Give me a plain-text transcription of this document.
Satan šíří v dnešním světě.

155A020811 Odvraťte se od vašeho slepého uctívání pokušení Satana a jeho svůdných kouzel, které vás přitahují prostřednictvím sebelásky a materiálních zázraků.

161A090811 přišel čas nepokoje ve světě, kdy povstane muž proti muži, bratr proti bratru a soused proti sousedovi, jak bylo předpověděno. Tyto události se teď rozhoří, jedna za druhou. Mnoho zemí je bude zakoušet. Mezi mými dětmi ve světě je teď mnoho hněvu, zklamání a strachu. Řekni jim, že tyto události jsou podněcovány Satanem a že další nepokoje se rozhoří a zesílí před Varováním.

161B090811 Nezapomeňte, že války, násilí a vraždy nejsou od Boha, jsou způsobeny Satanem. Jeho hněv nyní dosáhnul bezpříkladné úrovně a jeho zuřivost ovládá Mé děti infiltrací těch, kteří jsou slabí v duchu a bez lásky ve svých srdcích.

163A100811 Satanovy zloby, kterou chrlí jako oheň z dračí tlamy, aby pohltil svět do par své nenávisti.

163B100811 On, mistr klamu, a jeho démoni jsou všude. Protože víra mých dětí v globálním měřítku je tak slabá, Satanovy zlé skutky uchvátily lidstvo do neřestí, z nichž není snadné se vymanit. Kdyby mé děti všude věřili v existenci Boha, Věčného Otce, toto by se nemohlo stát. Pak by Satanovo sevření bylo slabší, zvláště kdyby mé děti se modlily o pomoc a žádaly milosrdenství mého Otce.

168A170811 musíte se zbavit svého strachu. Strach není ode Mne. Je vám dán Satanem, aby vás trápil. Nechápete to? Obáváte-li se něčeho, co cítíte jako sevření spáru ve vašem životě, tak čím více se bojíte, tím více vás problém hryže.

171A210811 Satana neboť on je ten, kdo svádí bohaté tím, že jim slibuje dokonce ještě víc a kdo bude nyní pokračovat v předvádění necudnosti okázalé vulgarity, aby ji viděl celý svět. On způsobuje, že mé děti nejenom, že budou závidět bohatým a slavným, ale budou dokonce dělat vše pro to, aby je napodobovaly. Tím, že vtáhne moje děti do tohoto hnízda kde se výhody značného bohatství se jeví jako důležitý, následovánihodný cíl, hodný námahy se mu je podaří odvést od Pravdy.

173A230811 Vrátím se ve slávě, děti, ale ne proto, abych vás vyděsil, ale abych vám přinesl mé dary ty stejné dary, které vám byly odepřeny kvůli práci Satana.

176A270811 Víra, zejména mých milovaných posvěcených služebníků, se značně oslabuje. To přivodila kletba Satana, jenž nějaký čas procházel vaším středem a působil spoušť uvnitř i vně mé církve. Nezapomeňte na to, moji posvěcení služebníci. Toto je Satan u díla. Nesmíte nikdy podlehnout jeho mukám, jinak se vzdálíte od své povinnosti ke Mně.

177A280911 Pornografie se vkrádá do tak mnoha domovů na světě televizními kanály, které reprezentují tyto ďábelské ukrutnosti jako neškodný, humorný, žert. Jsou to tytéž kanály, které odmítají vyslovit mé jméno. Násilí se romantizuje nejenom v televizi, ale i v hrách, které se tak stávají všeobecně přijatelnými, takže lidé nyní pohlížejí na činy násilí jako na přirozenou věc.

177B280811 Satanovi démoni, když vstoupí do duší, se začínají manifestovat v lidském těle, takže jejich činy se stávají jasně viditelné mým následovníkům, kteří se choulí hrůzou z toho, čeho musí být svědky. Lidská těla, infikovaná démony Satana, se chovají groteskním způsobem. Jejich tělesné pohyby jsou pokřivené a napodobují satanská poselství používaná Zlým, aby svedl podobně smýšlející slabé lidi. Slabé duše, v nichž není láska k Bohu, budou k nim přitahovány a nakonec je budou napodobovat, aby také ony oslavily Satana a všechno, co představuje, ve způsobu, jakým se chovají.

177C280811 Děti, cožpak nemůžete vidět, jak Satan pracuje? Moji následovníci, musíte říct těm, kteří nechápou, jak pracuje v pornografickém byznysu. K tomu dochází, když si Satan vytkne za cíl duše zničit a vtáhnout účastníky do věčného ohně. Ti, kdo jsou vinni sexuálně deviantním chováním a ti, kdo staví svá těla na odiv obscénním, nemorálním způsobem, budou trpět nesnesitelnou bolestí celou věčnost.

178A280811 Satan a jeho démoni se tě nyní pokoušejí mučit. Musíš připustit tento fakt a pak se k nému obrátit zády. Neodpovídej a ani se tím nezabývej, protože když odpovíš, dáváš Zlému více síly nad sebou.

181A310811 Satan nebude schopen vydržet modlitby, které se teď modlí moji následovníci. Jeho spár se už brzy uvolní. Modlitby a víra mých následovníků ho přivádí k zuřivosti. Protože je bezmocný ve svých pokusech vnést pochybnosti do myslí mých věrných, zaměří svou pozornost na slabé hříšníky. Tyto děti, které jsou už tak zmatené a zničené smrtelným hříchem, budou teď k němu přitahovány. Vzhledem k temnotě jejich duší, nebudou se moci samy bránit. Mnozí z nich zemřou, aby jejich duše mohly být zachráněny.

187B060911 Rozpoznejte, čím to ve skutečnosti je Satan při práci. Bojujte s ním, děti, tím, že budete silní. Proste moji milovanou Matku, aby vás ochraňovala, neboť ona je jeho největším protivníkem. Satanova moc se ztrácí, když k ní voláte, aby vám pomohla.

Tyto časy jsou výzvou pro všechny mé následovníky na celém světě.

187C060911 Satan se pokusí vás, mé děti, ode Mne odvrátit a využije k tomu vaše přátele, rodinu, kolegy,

┄┄┄┄┄┄┄┄┄┄┄┄┄┄┄┄┄┄┄┄

● **JOB**: Gather all lines of the records that include the word "více".

● **SOLVED PROBLEM**:
168A170811 musíte se zbavit svého strachu. Strach není ode Mne. Je vám dán Satanem, aby vás trápil. Nechápete to? Obáváte-li se něčeho, co cítíte jako sevření spáru ve vašem životě, tak čím více se bojíte, tím více vás problém hryže.
178A280811 Satan a jeho démoni se tě nyní pokoušejí mučit. Musíš připustit tento fakt a pak se k nému obrátit zády. Neodpovídej a ani se tím nezabývej, protože když odpovíš, dáváš Zlému více síly nad sebou.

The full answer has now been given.